# WRITTEN INSTRUCTION
Go through the listing below and list every line with "хозяйства".

==========

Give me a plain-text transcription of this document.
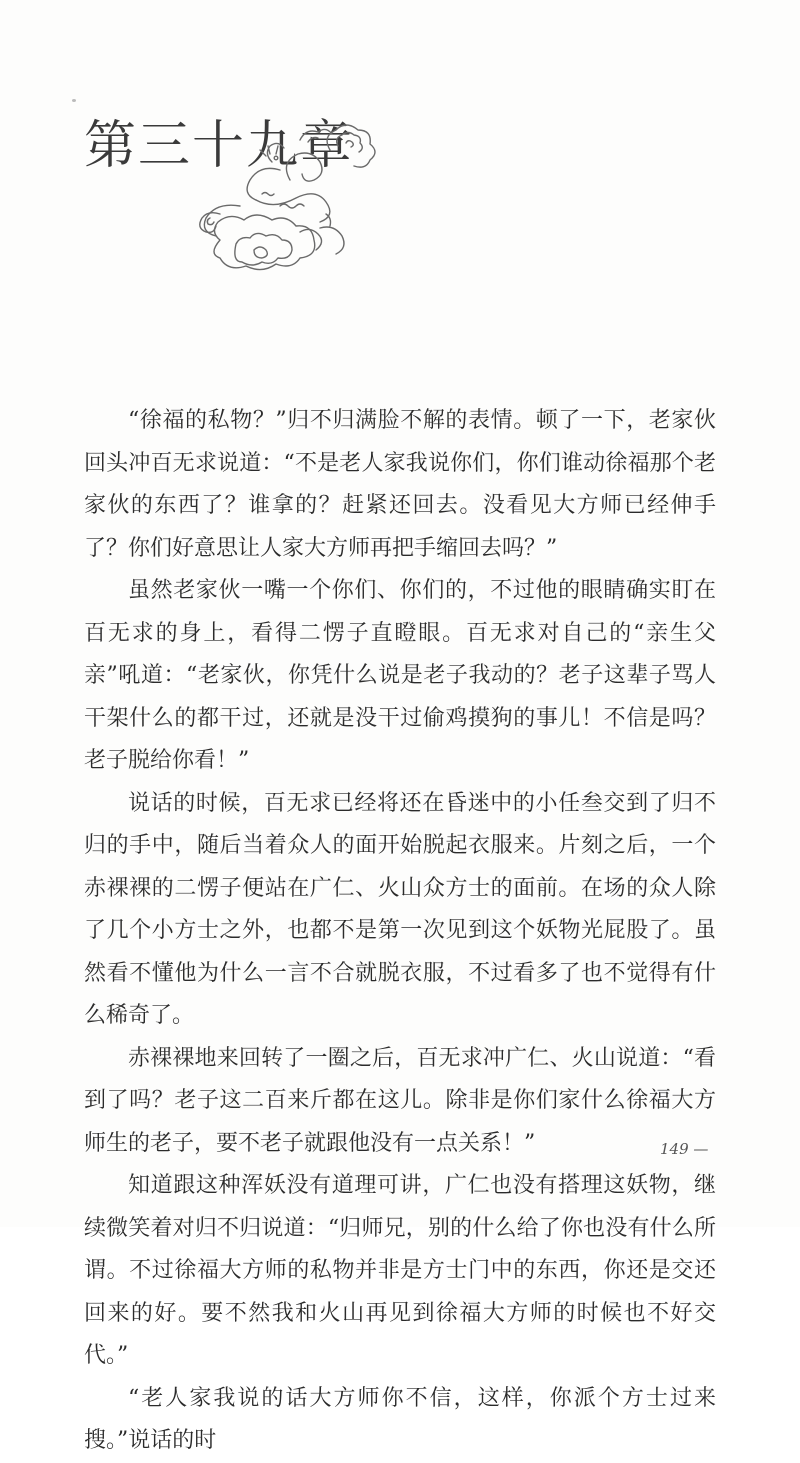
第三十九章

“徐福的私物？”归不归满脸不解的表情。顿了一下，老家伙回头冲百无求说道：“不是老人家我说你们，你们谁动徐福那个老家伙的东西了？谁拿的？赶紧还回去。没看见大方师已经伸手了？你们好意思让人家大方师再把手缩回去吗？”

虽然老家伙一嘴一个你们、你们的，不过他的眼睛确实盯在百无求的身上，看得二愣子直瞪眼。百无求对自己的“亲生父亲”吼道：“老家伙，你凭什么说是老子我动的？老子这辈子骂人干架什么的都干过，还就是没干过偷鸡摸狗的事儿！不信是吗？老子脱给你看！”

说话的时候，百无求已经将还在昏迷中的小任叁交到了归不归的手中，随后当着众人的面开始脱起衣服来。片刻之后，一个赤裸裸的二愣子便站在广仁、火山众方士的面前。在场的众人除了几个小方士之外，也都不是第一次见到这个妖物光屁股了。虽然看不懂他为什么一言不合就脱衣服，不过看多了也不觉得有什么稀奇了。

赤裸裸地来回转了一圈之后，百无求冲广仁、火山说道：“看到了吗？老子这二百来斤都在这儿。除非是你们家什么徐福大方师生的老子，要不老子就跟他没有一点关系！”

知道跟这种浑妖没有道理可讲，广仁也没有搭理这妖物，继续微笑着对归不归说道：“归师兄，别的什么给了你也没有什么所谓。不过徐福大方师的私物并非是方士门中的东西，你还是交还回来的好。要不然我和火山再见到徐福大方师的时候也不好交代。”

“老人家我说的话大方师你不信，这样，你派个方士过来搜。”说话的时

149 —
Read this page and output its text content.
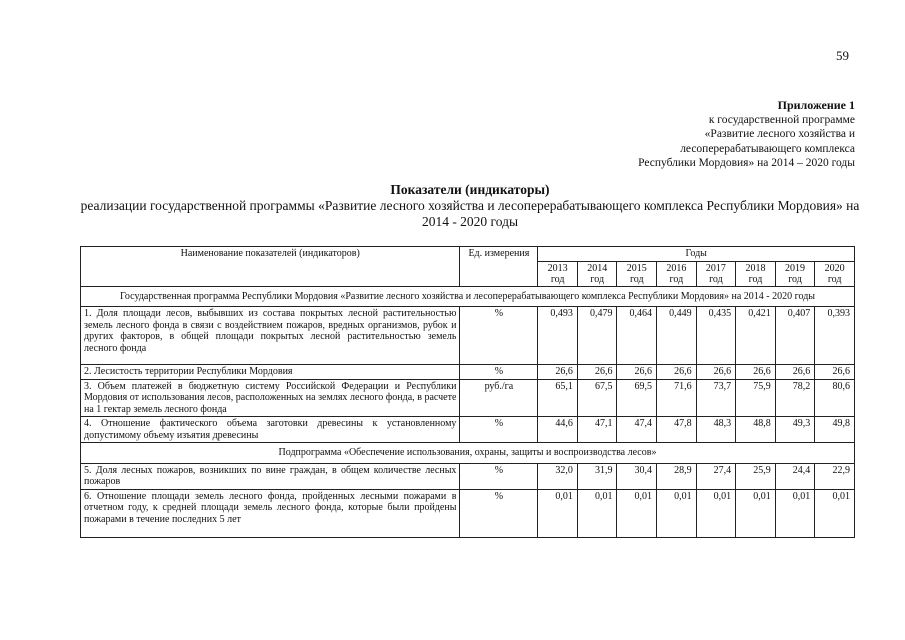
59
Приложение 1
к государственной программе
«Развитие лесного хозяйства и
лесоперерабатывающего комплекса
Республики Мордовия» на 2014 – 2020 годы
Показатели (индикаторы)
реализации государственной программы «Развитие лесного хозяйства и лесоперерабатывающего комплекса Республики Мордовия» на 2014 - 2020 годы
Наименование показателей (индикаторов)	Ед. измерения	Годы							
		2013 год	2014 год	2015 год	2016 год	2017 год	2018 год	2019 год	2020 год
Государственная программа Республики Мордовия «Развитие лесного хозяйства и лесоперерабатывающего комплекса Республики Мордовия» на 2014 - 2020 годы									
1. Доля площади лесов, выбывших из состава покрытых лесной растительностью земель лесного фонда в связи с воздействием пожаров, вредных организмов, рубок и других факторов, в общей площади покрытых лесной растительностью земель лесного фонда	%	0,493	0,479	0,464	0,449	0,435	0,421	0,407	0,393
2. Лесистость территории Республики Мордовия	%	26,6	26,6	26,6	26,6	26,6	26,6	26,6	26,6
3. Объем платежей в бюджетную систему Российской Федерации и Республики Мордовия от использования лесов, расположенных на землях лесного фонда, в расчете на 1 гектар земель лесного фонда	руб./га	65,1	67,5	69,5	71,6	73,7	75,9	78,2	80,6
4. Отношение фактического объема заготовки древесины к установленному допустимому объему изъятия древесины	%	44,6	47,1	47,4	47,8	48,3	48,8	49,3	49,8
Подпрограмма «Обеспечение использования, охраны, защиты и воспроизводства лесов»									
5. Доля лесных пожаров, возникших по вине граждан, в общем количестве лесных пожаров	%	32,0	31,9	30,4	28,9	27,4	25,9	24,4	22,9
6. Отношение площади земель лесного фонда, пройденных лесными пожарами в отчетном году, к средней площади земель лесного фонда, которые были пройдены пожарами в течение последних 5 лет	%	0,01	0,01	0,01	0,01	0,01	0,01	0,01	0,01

==========

# SOLUTION
«Развитие лесного хозяйства и
реализации государственной программы «Развитие лесного хозяйства и лесоперерабатывающего комплекса Республики Мордовия» на 2014 - 2020 годы
Государственная программа Республики Мордовия «Развитие лесного хозяйства и лесоперерабатывающего комплекса Республики Мордовия» на 2014 - 2020 годы									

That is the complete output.